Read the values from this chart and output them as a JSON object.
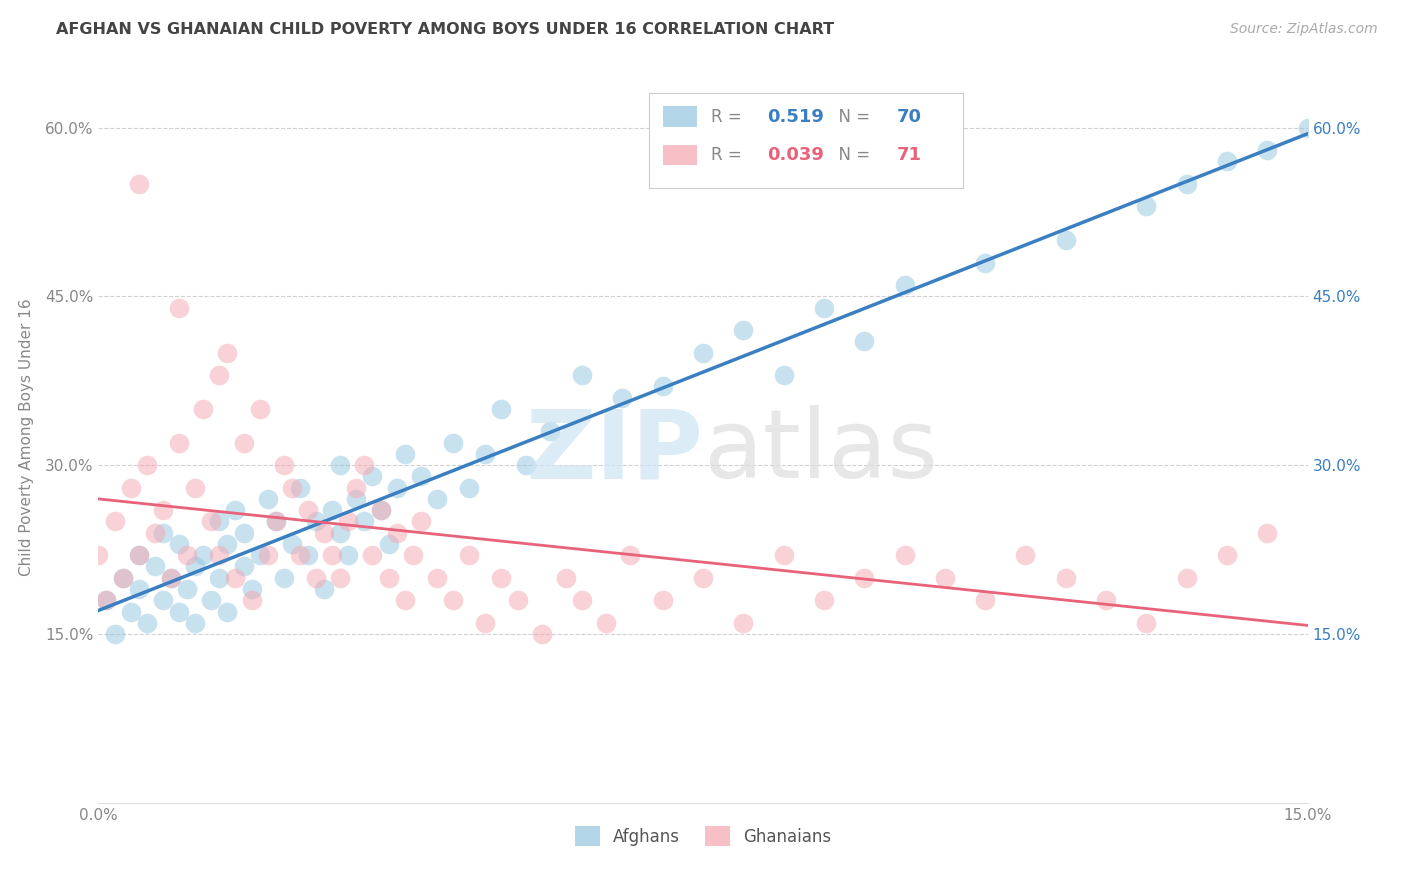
{
  "title": "AFGHAN VS GHANAIAN CHILD POVERTY AMONG BOYS UNDER 16 CORRELATION CHART",
  "source_text": "Source: ZipAtlas.com",
  "ylabel": "Child Poverty Among Boys Under 16",
  "xlim": [
    0.0,
    0.15
  ],
  "ylim": [
    0.0,
    0.65
  ],
  "xtick_labels": [
    "0.0%",
    "15.0%"
  ],
  "xtick_positions": [
    0.0,
    0.15
  ],
  "ytick_labels": [
    "15.0%",
    "30.0%",
    "45.0%",
    "60.0%"
  ],
  "ytick_positions": [
    0.15,
    0.3,
    0.45,
    0.6
  ],
  "afghans_R": "0.519",
  "afghans_N": "70",
  "ghanaians_R": "0.039",
  "ghanaians_N": "71",
  "afghan_color": "#92c5de",
  "ghanaian_color": "#f4a6b0",
  "afghan_line_color": "#3a7fc1",
  "ghanaian_line_color": "#e8637a",
  "background_color": "#ffffff",
  "afghans_x": [
    0.001,
    0.002,
    0.003,
    0.004,
    0.005,
    0.005,
    0.006,
    0.007,
    0.008,
    0.008,
    0.009,
    0.01,
    0.01,
    0.011,
    0.012,
    0.012,
    0.013,
    0.014,
    0.015,
    0.015,
    0.016,
    0.016,
    0.017,
    0.018,
    0.018,
    0.019,
    0.02,
    0.021,
    0.022,
    0.023,
    0.024,
    0.025,
    0.026,
    0.027,
    0.028,
    0.029,
    0.03,
    0.03,
    0.031,
    0.032,
    0.033,
    0.034,
    0.035,
    0.036,
    0.037,
    0.038,
    0.04,
    0.042,
    0.044,
    0.046,
    0.048,
    0.05,
    0.053,
    0.056,
    0.06,
    0.065,
    0.07,
    0.075,
    0.08,
    0.085,
    0.09,
    0.095,
    0.1,
    0.11,
    0.12,
    0.13,
    0.135,
    0.14,
    0.145,
    0.15
  ],
  "afghans_y": [
    0.18,
    0.15,
    0.2,
    0.17,
    0.19,
    0.22,
    0.16,
    0.21,
    0.18,
    0.24,
    0.2,
    0.17,
    0.23,
    0.19,
    0.21,
    0.16,
    0.22,
    0.18,
    0.2,
    0.25,
    0.17,
    0.23,
    0.26,
    0.21,
    0.24,
    0.19,
    0.22,
    0.27,
    0.25,
    0.2,
    0.23,
    0.28,
    0.22,
    0.25,
    0.19,
    0.26,
    0.24,
    0.3,
    0.22,
    0.27,
    0.25,
    0.29,
    0.26,
    0.23,
    0.28,
    0.31,
    0.29,
    0.27,
    0.32,
    0.28,
    0.31,
    0.35,
    0.3,
    0.33,
    0.38,
    0.36,
    0.37,
    0.4,
    0.42,
    0.38,
    0.44,
    0.41,
    0.46,
    0.48,
    0.5,
    0.53,
    0.55,
    0.57,
    0.58,
    0.6
  ],
  "ghanaians_x": [
    0.0,
    0.001,
    0.002,
    0.003,
    0.004,
    0.005,
    0.006,
    0.007,
    0.008,
    0.009,
    0.01,
    0.011,
    0.012,
    0.013,
    0.014,
    0.015,
    0.016,
    0.017,
    0.018,
    0.019,
    0.02,
    0.021,
    0.022,
    0.023,
    0.024,
    0.025,
    0.026,
    0.027,
    0.028,
    0.029,
    0.03,
    0.031,
    0.032,
    0.033,
    0.034,
    0.035,
    0.036,
    0.037,
    0.038,
    0.039,
    0.04,
    0.042,
    0.044,
    0.046,
    0.048,
    0.05,
    0.052,
    0.055,
    0.058,
    0.06,
    0.063,
    0.066,
    0.07,
    0.075,
    0.08,
    0.085,
    0.09,
    0.095,
    0.1,
    0.105,
    0.11,
    0.115,
    0.12,
    0.125,
    0.13,
    0.135,
    0.14,
    0.145,
    0.005,
    0.01,
    0.015
  ],
  "ghanaians_y": [
    0.22,
    0.18,
    0.25,
    0.2,
    0.28,
    0.22,
    0.3,
    0.24,
    0.26,
    0.2,
    0.32,
    0.22,
    0.28,
    0.35,
    0.25,
    0.22,
    0.4,
    0.2,
    0.32,
    0.18,
    0.35,
    0.22,
    0.25,
    0.3,
    0.28,
    0.22,
    0.26,
    0.2,
    0.24,
    0.22,
    0.2,
    0.25,
    0.28,
    0.3,
    0.22,
    0.26,
    0.2,
    0.24,
    0.18,
    0.22,
    0.25,
    0.2,
    0.18,
    0.22,
    0.16,
    0.2,
    0.18,
    0.15,
    0.2,
    0.18,
    0.16,
    0.22,
    0.18,
    0.2,
    0.16,
    0.22,
    0.18,
    0.2,
    0.22,
    0.2,
    0.18,
    0.22,
    0.2,
    0.18,
    0.16,
    0.2,
    0.22,
    0.24,
    0.55,
    0.44,
    0.38
  ]
}
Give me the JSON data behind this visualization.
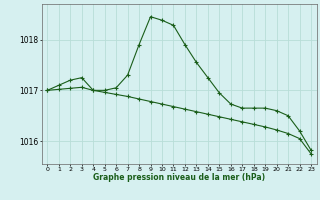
{
  "title": "Graphe pression niveau de la mer (hPa)",
  "background_color": "#d6f0f0",
  "grid_color": "#b8ddd8",
  "line_color": "#1a5e1a",
  "xlim": [
    -0.5,
    23.5
  ],
  "ylim": [
    1015.55,
    1018.7
  ],
  "yticks": [
    1016,
    1017,
    1018
  ],
  "xticks": [
    0,
    1,
    2,
    3,
    4,
    5,
    6,
    7,
    8,
    9,
    10,
    11,
    12,
    13,
    14,
    15,
    16,
    17,
    18,
    19,
    20,
    21,
    22,
    23
  ],
  "series1_x": [
    0,
    1,
    2,
    3,
    4,
    5,
    6,
    7,
    8,
    9,
    10,
    11,
    12,
    13,
    14,
    15,
    16,
    17,
    18,
    19,
    20,
    21,
    22,
    23
  ],
  "series1_y": [
    1017.0,
    1017.1,
    1017.2,
    1017.25,
    1017.0,
    1017.0,
    1017.05,
    1017.3,
    1017.9,
    1018.45,
    1018.38,
    1018.28,
    1017.9,
    1017.55,
    1017.25,
    1016.95,
    1016.73,
    1016.65,
    1016.65,
    1016.65,
    1016.6,
    1016.5,
    1016.2,
    1015.82
  ],
  "series2_x": [
    0,
    1,
    2,
    3,
    4,
    5,
    6,
    7,
    8,
    9,
    10,
    11,
    12,
    13,
    14,
    15,
    16,
    17,
    18,
    19,
    20,
    21,
    22,
    23
  ],
  "series2_y": [
    1017.0,
    1017.02,
    1017.04,
    1017.06,
    1017.0,
    1016.96,
    1016.92,
    1016.88,
    1016.83,
    1016.78,
    1016.73,
    1016.68,
    1016.63,
    1016.58,
    1016.53,
    1016.48,
    1016.43,
    1016.38,
    1016.33,
    1016.28,
    1016.22,
    1016.15,
    1016.05,
    1015.75
  ]
}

+++

(WHAT TO PRODUCE) In how many lines does the word "JSON" appear? Respond with the number alone.

(ANSWER TO THE PROBLEM) 2